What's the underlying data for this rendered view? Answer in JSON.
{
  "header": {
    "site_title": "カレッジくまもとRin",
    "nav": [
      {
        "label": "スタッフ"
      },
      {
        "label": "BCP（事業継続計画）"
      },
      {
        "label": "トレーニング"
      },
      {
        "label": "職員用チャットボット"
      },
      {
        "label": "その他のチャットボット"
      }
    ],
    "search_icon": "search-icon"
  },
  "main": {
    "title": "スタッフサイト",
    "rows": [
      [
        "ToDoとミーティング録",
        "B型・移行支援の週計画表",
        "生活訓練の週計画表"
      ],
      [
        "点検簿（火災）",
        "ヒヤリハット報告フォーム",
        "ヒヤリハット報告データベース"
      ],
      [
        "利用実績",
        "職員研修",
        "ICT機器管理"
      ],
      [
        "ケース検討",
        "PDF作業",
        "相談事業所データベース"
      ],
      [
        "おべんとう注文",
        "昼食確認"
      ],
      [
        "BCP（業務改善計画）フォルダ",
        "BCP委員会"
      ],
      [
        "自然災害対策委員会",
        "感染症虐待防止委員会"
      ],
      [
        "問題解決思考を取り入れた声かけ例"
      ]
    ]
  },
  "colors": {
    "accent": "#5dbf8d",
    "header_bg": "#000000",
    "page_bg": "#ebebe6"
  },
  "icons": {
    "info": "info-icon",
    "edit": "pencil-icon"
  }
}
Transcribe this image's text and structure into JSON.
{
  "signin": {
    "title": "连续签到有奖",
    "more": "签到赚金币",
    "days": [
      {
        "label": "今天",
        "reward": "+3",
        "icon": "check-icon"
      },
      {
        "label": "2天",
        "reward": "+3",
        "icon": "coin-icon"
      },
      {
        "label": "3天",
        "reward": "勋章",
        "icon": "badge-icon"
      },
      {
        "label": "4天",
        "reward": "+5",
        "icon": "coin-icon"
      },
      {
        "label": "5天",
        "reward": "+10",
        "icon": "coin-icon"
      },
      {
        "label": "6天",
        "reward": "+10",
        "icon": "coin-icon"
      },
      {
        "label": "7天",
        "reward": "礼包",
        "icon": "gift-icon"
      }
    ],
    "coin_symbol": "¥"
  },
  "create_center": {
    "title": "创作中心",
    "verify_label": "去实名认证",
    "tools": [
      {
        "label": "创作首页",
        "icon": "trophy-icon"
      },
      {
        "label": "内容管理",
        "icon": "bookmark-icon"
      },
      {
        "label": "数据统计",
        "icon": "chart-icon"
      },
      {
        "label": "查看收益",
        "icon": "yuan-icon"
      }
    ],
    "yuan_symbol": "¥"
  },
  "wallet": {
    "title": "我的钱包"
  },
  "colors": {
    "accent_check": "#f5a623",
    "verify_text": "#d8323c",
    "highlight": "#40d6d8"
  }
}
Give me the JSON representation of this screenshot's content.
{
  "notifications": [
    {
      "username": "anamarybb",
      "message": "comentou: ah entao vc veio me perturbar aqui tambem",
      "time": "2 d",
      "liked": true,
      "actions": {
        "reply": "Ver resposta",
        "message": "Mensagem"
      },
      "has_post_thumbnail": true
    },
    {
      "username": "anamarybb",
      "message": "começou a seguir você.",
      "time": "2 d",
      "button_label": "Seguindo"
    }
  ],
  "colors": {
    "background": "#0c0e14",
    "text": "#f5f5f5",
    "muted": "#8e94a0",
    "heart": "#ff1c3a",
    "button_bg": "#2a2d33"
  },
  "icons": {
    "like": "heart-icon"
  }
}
=-=-=
*EXERCISE TASK*: Write out every line from the records above, word for word.

*RESPONSE BELOW*:
What's the underlying data for this rendered view? Answer in JSON.
{
  "header": {
    "site_title": "カレッジくまもとRin",
    "nav": [
      {
        "label": "スタッフ"
      },
      {
        "label": "BCP（事業継続計画）"
      },
      {
        "label": "トレーニング"
      },
      {
        "label": "職員用チャットボット"
      },
      {
        "label": "その他のチャットボット"
      }
    ],
    "search_icon": "search-icon"
  },
  "main": {
    "title": "スタッフサイト",
    "rows": [
      [
        "ToDoとミーティング録",
        "B型・移行支援の週計画表",
        "生活訓練の週計画表"
      ],
      [
        "点検簿（火災）",
        "ヒヤリハット報告フォーム",
        "ヒヤリハット報告データベース"
      ],
      [
        "利用実績",
        "職員研修",
        "ICT機器管理"
      ],
      [
        "ケース検討",
        "PDF作業",
        "相談事業所データベース"
      ],
      [
        "おべんとう注文",
        "昼食確認"
      ],
      [
        "BCP（業務改善計画）フォルダ",
        "BCP委員会"
      ],
      [
        "自然災害対策委員会",
        "感染症虐待防止委員会"
      ],
      [
        "問題解決思考を取り入れた声かけ例"
      ]
    ]
  },
  "colors": {
    "accent": "#5dbf8d",
    "header_bg": "#000000",
    "page_bg": "#ebebe6"
  },
  "icons": {
    "info": "info-icon",
    "edit": "pencil-icon"
  }
}
Transcribe this image's text and structure into JSON.
{
  "signin": {
    "title": "连续签到有奖",
    "more": "签到赚金币",
    "days": [
      {
        "label": "今天",
        "reward": "+3",
        "icon": "check-icon"
      },
      {
        "label": "2天",
        "reward": "+3",
        "icon": "coin-icon"
      },
      {
        "label": "3天",
        "reward": "勋章",
        "icon": "badge-icon"
      },
      {
        "label": "4天",
        "reward": "+5",
        "icon": "coin-icon"
      },
      {
        "label": "5天",
        "reward": "+10",
        "icon": "coin-icon"
      },
      {
        "label": "6天",
        "reward": "+10",
        "icon": "coin-icon"
      },
      {
        "label": "7天",
        "reward": "礼包",
        "icon": "gift-icon"
      }
    ],
    "coin_symbol": "¥"
  },
  "create_center": {
    "title": "创作中心",
    "verify_label": "去实名认证",
    "tools": [
      {
        "label": "创作首页",
        "icon": "trophy-icon"
      },
      {
        "label": "内容管理",
        "icon": "bookmark-icon"
      },
      {
        "label": "数据统计",
        "icon": "chart-icon"
      },
      {
        "label": "查看收益",
        "icon": "yuan-icon"
      }
    ],
    "yuan_symbol": "¥"
  },
  "wallet": {
    "title": "我的钱包"
  },
  "colors": {
    "accent_check": "#f5a623",
    "verify_text": "#d8323c",
    "highlight": "#40d6d8"
  }
}
Give me the JSON representation of this screenshot's content.
{
  "notifications": [
    {
      "username": "anamarybb",
      "message": "comentou: ah entao vc veio me perturbar aqui tambem",
      "time": "2 d",
      "liked": true,
      "actions": {
        "reply": "Ver resposta",
        "message": "Mensagem"
      },
      "has_post_thumbnail": true
    },
    {
      "username": "anamarybb",
      "message": "começou a seguir você.",
      "time": "2 d",
      "button_label": "Seguindo"
    }
  ],
  "colors": {
    "background": "#0c0e14",
    "text": "#f5f5f5",
    "muted": "#8e94a0",
    "heart": "#ff1c3a",
    "button_bg": "#2a2d33"
  },
  "icons": {
    "like": "heart-icon"
  }
}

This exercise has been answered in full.